INSTRUCTIONS:
1) Return the passage from the Mac OS X environment variables tutorial verbatim. Begin at the words "By default, Mac" and stop after "existing $PATH environment variable.".
2) Using the Mac OS X environment variables tutorial, answer these:
(a) Which folder does the $PATH example add to the existing $PATH variable?
(b) What message appears when "mongo -version" is first run?
(c) What MongoDB shell version is shown after the terminal is restarted?
3) In the Mac OS X environment variables tutorial, list every directory in the first $PATH output, before mongodb/bin is added.

Main Tutorials

How to set environment variables on Mac OS X

In Mac OS X, you can set the environment variables in one of the following files :

  1. ~/.bashrc
  2. ~/.bash_profile
  3. ~/.profile

By default, Mac OS X does not has above files, you need to create it manually.

$PATH example

This example shows you how to set “mongodb/bin” folder to the existing $PATH environment variable.


$ echo $PATH
/usr/bin:/bin:/usr/sbin:/sbin:/usr/local/bin

$ mongo -version
-bash: mongo: command not found

$cd ~
$pwd
/Users/mkyong
$touch .bash_profile
$vim .bash_profile

export MONGO_PATH=~/mongodb
export PATH=$PATH:$MONGO_PATH/bin

##restart your terminal
$ mongo -version
MongoDB shell version: 2.0.7

$ echo $PATH
/usr/bin:/bin:/usr/sbin:/sbin:/usr/local/bin:/Users/mkyong/mongodb/bin

Done.

About Author

author image
Founder of Mkyong.com, love Java and open source stuff. Follow him on Twitter. If you like my tutorials, consider make a donation to these charities.

RECORD SET:
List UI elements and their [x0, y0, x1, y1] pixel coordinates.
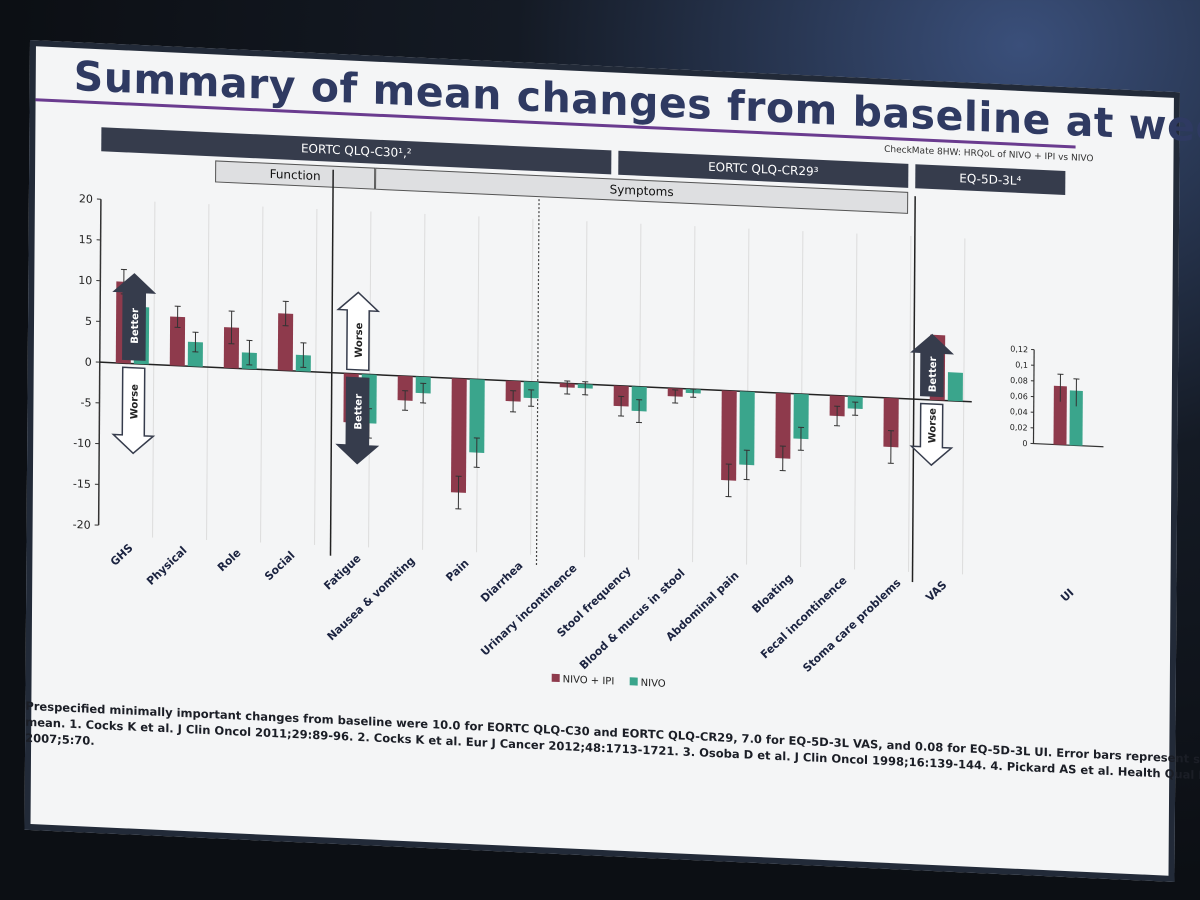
y-tick-label: 15 — [79, 233, 93, 247]
category-label: Role — [215, 546, 244, 574]
ui-tick-label: 0 — [1022, 439, 1027, 448]
better-down-arrow-symptoms-label: Better — [353, 394, 364, 430]
category-label: Physical — [144, 544, 190, 588]
y-tick-label: -10 — [73, 436, 91, 450]
grid-line — [314, 209, 318, 545]
y-tick-label: -15 — [73, 477, 91, 491]
category-label: Diarrhea — [478, 559, 525, 605]
worse-down-arrow-function-label: Worse — [129, 384, 140, 420]
better-up-arrow-vas-label: Better — [928, 356, 939, 392]
slide: Summary of mean changes from baseline at… — [24, 40, 1200, 882]
grid-line — [908, 235, 912, 572]
category-label: Fatigue — [321, 552, 363, 593]
better-up-arrow-vas — [910, 333, 955, 398]
bar-nivo-ipi — [775, 392, 791, 459]
ui-x-axis — [1033, 442, 1104, 448]
ui-tick-label: 0,1 — [1015, 360, 1028, 370]
ui-tick-label: 0,02 — [1010, 423, 1028, 433]
cr29-eq5d-separator — [911, 196, 916, 583]
category-label: Blood & mucus in stool — [577, 566, 688, 672]
legend-label-nivo-ipi: NIVO + IPI — [563, 674, 615, 687]
category-label: Pain — [443, 557, 471, 585]
bar-nivo-ipi — [397, 375, 413, 401]
ui-bar-nivo — [1069, 390, 1083, 446]
y-tick-label: -20 — [73, 518, 91, 532]
worse-down-arrow-vas-label: Worse — [927, 408, 938, 444]
ui-tick-label: 0,06 — [1010, 392, 1028, 402]
ui-tick-label: 0,04 — [1010, 407, 1028, 417]
better-down-arrow-symptoms — [335, 376, 380, 465]
category-label: VAS — [923, 578, 949, 604]
y-tick-label: 0 — [85, 355, 92, 368]
bar-nivo-ipi — [721, 390, 737, 481]
grid-line — [206, 204, 210, 541]
category-label-ui: UI — [1058, 586, 1076, 604]
category-label: Social — [262, 549, 297, 584]
c30-cr29-separator — [535, 199, 540, 566]
bar-nivo — [187, 341, 203, 367]
mean-change-chart: Mean change from baseline 20 15 10 5 0 -5 -10 -1… — [31, 169, 1104, 690]
bar-nivo-ipi — [223, 327, 240, 369]
y-tick-label: -5 — [80, 396, 91, 409]
ui-tick-label: 0,12 — [1010, 345, 1028, 355]
bar-nivo — [739, 391, 755, 466]
better-up-arrow-function — [112, 273, 157, 361]
category-label: Urinary incontinence — [478, 561, 579, 658]
grid-line — [260, 206, 264, 543]
bar-nivo — [947, 372, 963, 402]
grid-line — [962, 238, 966, 575]
category-label: Stoma care problems — [800, 576, 903, 675]
y-tick-label: 10 — [78, 274, 92, 288]
y-axis-label: Mean change from baseline — [31, 257, 34, 460]
ui-bar-nivo-ipi — [1053, 385, 1067, 446]
bar-nivo-ipi — [883, 397, 899, 448]
bar-nivo — [631, 386, 647, 412]
ui-tick-label: 0,08 — [1010, 376, 1028, 386]
bar-nivo-ipi — [277, 313, 294, 371]
grid-line — [152, 201, 156, 538]
y-tick-label: 20 — [79, 192, 93, 206]
bar-nivo-ipi — [169, 316, 186, 367]
bar-nivo — [793, 393, 809, 440]
bar-nivo — [469, 378, 485, 453]
worse-up-arrow-symptoms-label: Worse — [354, 322, 365, 358]
category-label: GHS — [108, 541, 136, 568]
function-symptoms-separator — [329, 169, 334, 556]
better-up-arrow-function-label: Better — [130, 308, 141, 344]
bar-nivo-ipi — [450, 378, 467, 493]
worse-down-arrow-function — [111, 366, 156, 455]
worse-up-arrow-symptoms — [336, 291, 381, 372]
legend-swatch-nivo — [629, 677, 638, 686]
y-tick-label: 5 — [85, 315, 92, 328]
legend-swatch-nivo-ipi — [551, 673, 560, 683]
worse-down-arrow-vas — [909, 402, 954, 467]
legend-label-nivo: NIVO — [641, 678, 666, 690]
category-label: Bloating — [750, 571, 796, 616]
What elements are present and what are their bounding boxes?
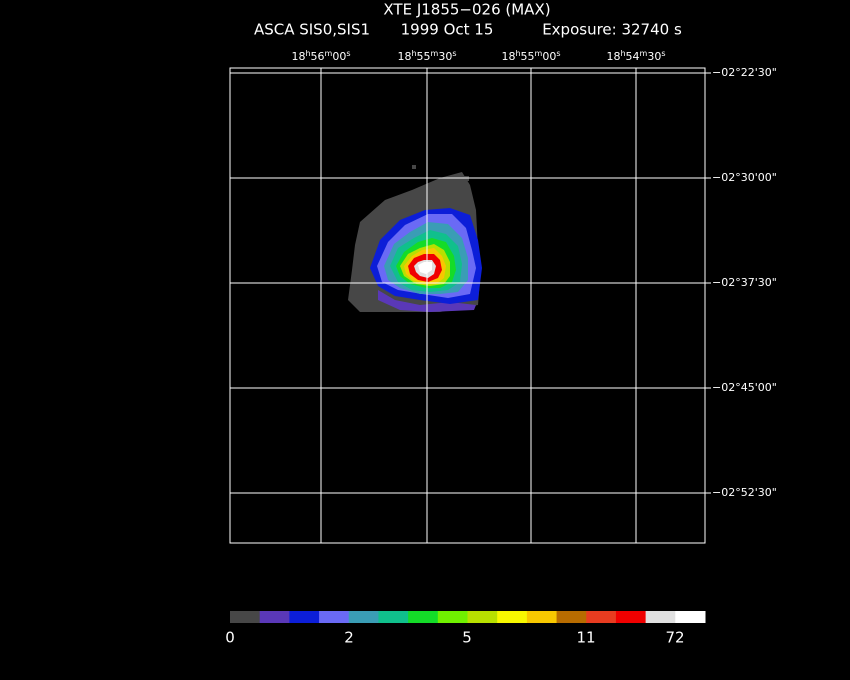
colorbar-label: 11 — [576, 629, 595, 647]
colorbar-segment — [645, 611, 676, 623]
ra-label: 18h55m30s — [397, 49, 456, 64]
colorbar-label: 2 — [344, 629, 354, 647]
colorbar-label: 0 — [225, 629, 235, 647]
colorbar-segment — [348, 611, 379, 623]
colorbar-segment — [586, 611, 617, 623]
instrument: ASCA SIS0,SIS1 — [254, 21, 370, 39]
colorbar-segment — [526, 611, 558, 623]
dec-label: −02°30'00" — [712, 171, 777, 184]
ra-label: 18h54m30s — [606, 49, 665, 64]
colorbar-label: 5 — [462, 629, 472, 647]
colorbar-segment — [615, 611, 647, 623]
coordinate-grid — [229, 67, 706, 544]
dec-label: −02°37'30" — [712, 276, 777, 289]
date: 1999 Oct 15 — [401, 21, 494, 39]
exposure: Exposure: 32740 s — [542, 21, 682, 39]
dec-label: −02°45'00" — [712, 381, 777, 394]
dec-label: −02°22'30" — [712, 66, 777, 79]
colorbar-segment — [497, 611, 528, 623]
colorbar-segment — [467, 611, 498, 623]
dec-label: −02°52'30" — [712, 486, 777, 499]
title: XTE J1855−026 (MAX) — [383, 1, 550, 19]
colorbar-segment — [230, 611, 261, 623]
colorbar-segment — [259, 611, 290, 623]
ra-label: 18h55m00s — [501, 49, 560, 64]
x-ray-image — [348, 165, 482, 312]
colorbar-segment — [556, 611, 587, 623]
ra-label: 18h56m00s — [291, 49, 350, 64]
colorbar-segment — [289, 611, 320, 623]
colorbar-segment — [378, 611, 409, 623]
colorbar-label: 72 — [665, 629, 684, 647]
colorbar-segment — [408, 611, 439, 623]
colorbar-segment — [319, 611, 350, 623]
colorbar-segment — [675, 611, 706, 623]
colorbar-segment — [437, 611, 468, 623]
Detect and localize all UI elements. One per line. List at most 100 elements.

ANSWERS TO THE PROBLEMS:
1)
By default, Mac OS X does not has above files, you need to create it manually.

$PATH example

This example shows you how to set “mongodb/bin” folder to the existing $PATH environment variable.

2)
(a) The "mongodb/bin" folder.
(b) -bash: mongo: command not found
(c) 2.0.7

3)
/usr/bin
/bin
/usr/sbin
/sbin
/usr/local/bin